-- Start of DATA PROVIDED --

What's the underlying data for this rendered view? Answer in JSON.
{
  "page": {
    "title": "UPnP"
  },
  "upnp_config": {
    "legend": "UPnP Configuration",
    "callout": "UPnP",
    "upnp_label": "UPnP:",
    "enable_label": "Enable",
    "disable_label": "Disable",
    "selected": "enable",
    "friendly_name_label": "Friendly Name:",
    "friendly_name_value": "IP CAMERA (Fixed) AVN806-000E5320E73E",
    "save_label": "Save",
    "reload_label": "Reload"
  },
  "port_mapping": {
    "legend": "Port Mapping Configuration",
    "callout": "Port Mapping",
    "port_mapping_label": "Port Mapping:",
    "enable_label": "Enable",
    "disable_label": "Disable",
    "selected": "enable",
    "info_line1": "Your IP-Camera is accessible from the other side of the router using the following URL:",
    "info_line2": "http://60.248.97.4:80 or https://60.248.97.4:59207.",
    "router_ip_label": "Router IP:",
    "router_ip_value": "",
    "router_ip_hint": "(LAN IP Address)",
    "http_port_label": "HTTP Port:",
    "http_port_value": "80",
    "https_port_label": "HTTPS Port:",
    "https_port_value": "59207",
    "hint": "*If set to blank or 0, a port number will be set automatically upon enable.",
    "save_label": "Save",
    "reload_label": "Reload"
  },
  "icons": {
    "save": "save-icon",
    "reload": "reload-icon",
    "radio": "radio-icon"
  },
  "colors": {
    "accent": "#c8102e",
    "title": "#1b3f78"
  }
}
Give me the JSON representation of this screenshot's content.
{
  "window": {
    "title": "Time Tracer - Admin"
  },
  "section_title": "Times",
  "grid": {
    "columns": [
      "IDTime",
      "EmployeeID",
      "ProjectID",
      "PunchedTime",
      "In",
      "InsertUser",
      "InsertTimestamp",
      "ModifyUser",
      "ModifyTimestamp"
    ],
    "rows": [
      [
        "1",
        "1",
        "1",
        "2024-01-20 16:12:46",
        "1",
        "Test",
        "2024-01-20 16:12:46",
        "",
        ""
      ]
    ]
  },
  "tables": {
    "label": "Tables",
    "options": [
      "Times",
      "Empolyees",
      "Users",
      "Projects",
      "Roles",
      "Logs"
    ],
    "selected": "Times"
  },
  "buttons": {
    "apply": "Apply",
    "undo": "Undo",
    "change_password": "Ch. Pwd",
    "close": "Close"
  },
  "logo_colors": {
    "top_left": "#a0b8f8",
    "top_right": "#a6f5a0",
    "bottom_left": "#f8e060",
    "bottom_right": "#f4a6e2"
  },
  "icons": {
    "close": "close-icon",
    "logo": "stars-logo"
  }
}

-- End of DATA PROVIDED --

### SET PROBLEM
Return all of the data precisely as it appears.

### ANSWER IN FULL
What's the underlying data for this rendered view? Answer in JSON.
{
  "page": {
    "title": "UPnP"
  },
  "upnp_config": {
    "legend": "UPnP Configuration",
    "callout": "UPnP",
    "upnp_label": "UPnP:",
    "enable_label": "Enable",
    "disable_label": "Disable",
    "selected": "enable",
    "friendly_name_label": "Friendly Name:",
    "friendly_name_value": "IP CAMERA (Fixed) AVN806-000E5320E73E",
    "save_label": "Save",
    "reload_label": "Reload"
  },
  "port_mapping": {
    "legend": "Port Mapping Configuration",
    "callout": "Port Mapping",
    "port_mapping_label": "Port Mapping:",
    "enable_label": "Enable",
    "disable_label": "Disable",
    "selected": "enable",
    "info_line1": "Your IP-Camera is accessible from the other side of the router using the following URL:",
    "info_line2": "http://60.248.97.4:80 or https://60.248.97.4:59207.",
    "router_ip_label": "Router IP:",
    "router_ip_value": "",
    "router_ip_hint": "(LAN IP Address)",
    "http_port_label": "HTTP Port:",
    "http_port_value": "80",
    "https_port_label": "HTTPS Port:",
    "https_port_value": "59207",
    "hint": "*If set to blank or 0, a port number will be set automatically upon enable.",
    "save_label": "Save",
    "reload_label": "Reload"
  },
  "icons": {
    "save": "save-icon",
    "reload": "reload-icon",
    "radio": "radio-icon"
  },
  "colors": {
    "accent": "#c8102e",
    "title": "#1b3f78"
  }
}
Give me the JSON representation of this screenshot's content.
{
  "window": {
    "title": "Time Tracer - Admin"
  },
  "section_title": "Times",
  "grid": {
    "columns": [
      "IDTime",
      "EmployeeID",
      "ProjectID",
      "PunchedTime",
      "In",
      "InsertUser",
      "InsertTimestamp",
      "ModifyUser",
      "ModifyTimestamp"
    ],
    "rows": [
      [
        "1",
        "1",
        "1",
        "2024-01-20 16:12:46",
        "1",
        "Test",
        "2024-01-20 16:12:46",
        "",
        ""
      ]
    ]
  },
  "tables": {
    "label": "Tables",
    "options": [
      "Times",
      "Empolyees",
      "Users",
      "Projects",
      "Roles",
      "Logs"
    ],
    "selected": "Times"
  },
  "buttons": {
    "apply": "Apply",
    "undo": "Undo",
    "change_password": "Ch. Pwd",
    "close": "Close"
  },
  "logo_colors": {
    "top_left": "#a0b8f8",
    "top_right": "#a6f5a0",
    "bottom_left": "#f8e060",
    "bottom_right": "#f4a6e2"
  },
  "icons": {
    "close": "close-icon",
    "logo": "stars-logo"
  }
}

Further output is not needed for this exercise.